» **DATASET CONTENT**
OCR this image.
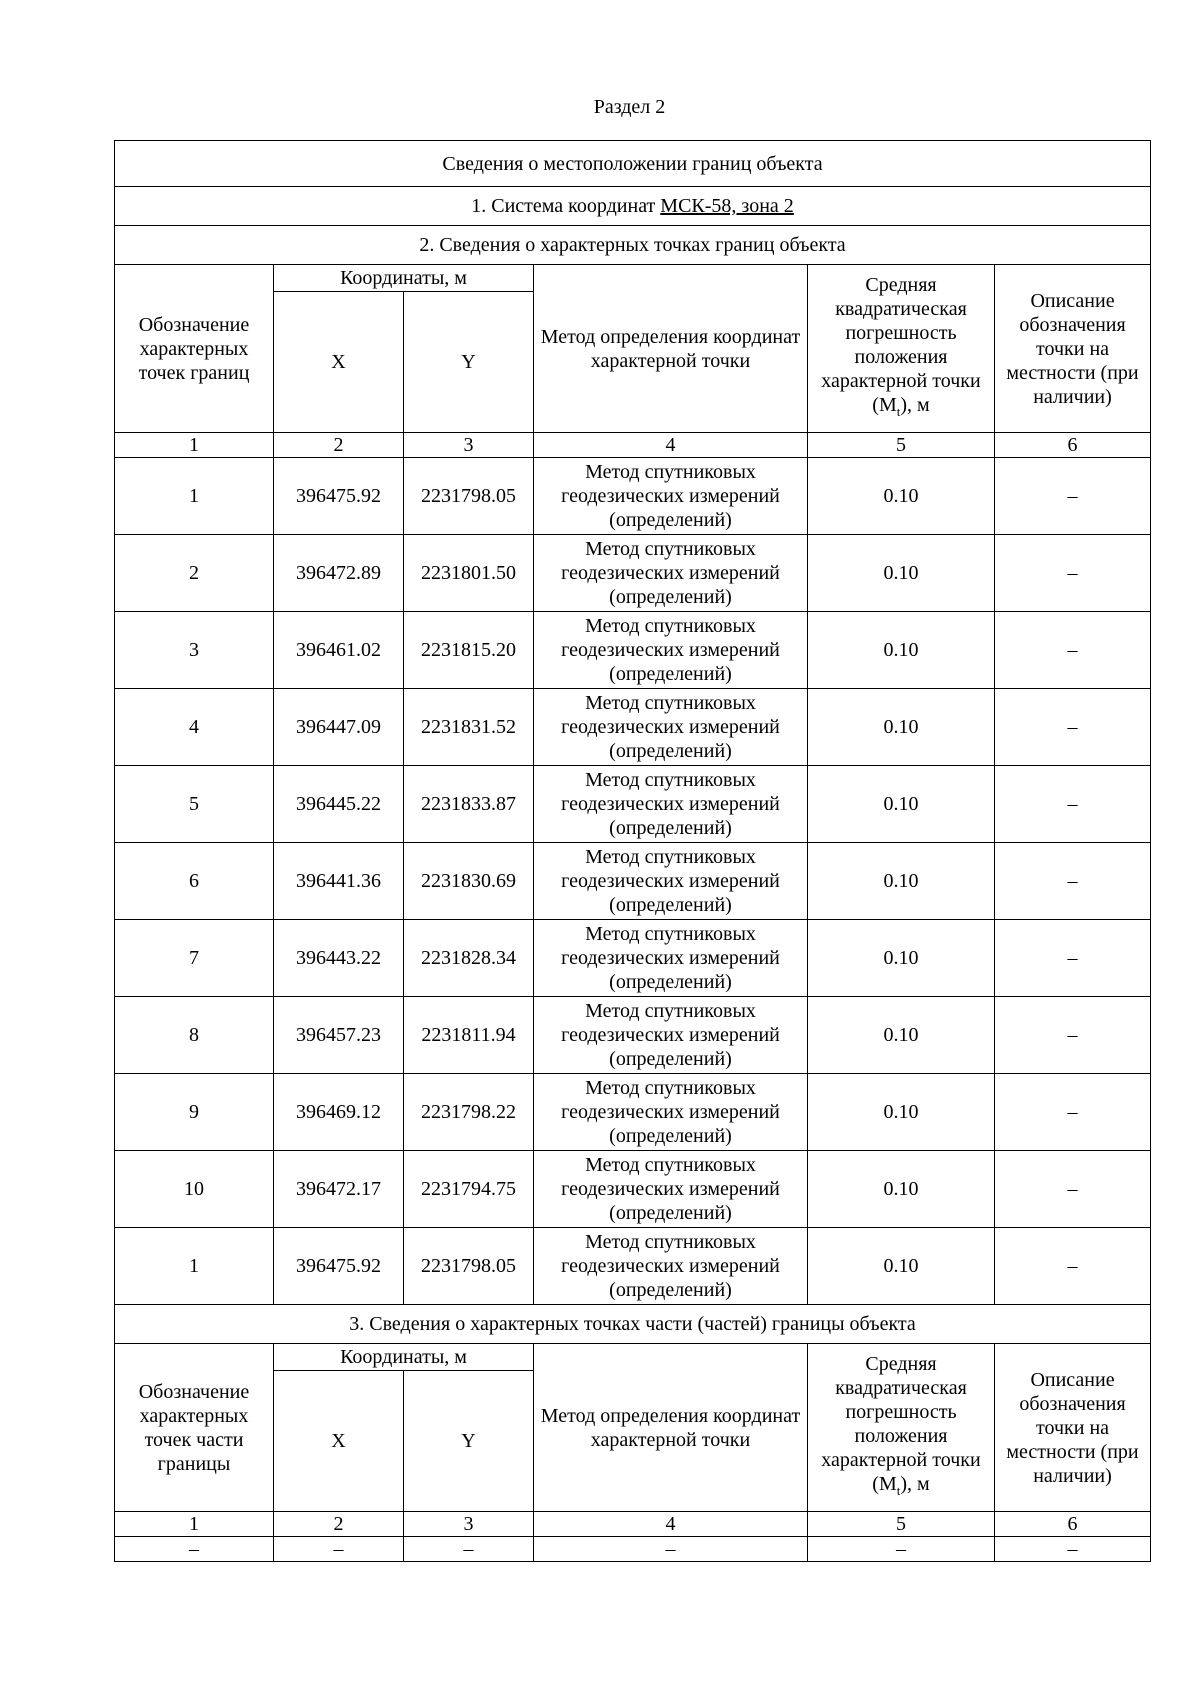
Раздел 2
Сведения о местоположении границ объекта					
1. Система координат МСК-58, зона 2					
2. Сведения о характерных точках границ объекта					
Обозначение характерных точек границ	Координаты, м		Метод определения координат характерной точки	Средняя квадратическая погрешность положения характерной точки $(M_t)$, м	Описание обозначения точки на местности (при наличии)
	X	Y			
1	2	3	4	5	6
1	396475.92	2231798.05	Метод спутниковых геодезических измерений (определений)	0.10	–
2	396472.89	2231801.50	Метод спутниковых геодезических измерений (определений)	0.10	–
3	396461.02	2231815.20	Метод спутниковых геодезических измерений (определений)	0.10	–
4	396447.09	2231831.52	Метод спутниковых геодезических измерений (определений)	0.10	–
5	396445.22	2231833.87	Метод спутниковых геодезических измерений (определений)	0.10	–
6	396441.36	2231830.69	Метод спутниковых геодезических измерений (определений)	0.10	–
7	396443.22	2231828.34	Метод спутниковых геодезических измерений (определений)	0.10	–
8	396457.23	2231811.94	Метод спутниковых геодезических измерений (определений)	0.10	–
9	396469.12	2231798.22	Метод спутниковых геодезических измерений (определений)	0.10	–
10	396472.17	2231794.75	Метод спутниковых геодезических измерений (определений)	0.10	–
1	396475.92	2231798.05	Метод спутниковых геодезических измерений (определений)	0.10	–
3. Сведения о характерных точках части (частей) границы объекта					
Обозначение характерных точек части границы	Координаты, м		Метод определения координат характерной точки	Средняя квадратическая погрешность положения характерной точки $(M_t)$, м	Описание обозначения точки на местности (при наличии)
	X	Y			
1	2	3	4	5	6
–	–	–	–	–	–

» **WHAT YOU ARE ASKED TO DO**
Copy out all lines above that include the string "определения".

» **OUTPUT OF THE TASK**
Обозначение характерных точек границ	Координаты, м		Метод определения координат характерной точки	Средняя квадратическая погрешность положения характерной точки $(M_t)$, м	Описание обозначения точки на местности (при наличии)
Обозначение характерных точек части границы	Координаты, м		Метод определения координат характерной точки	Средняя квадратическая погрешность положения характерной точки $(M_t)$, м	Описание обозначения точки на местности (при наличии)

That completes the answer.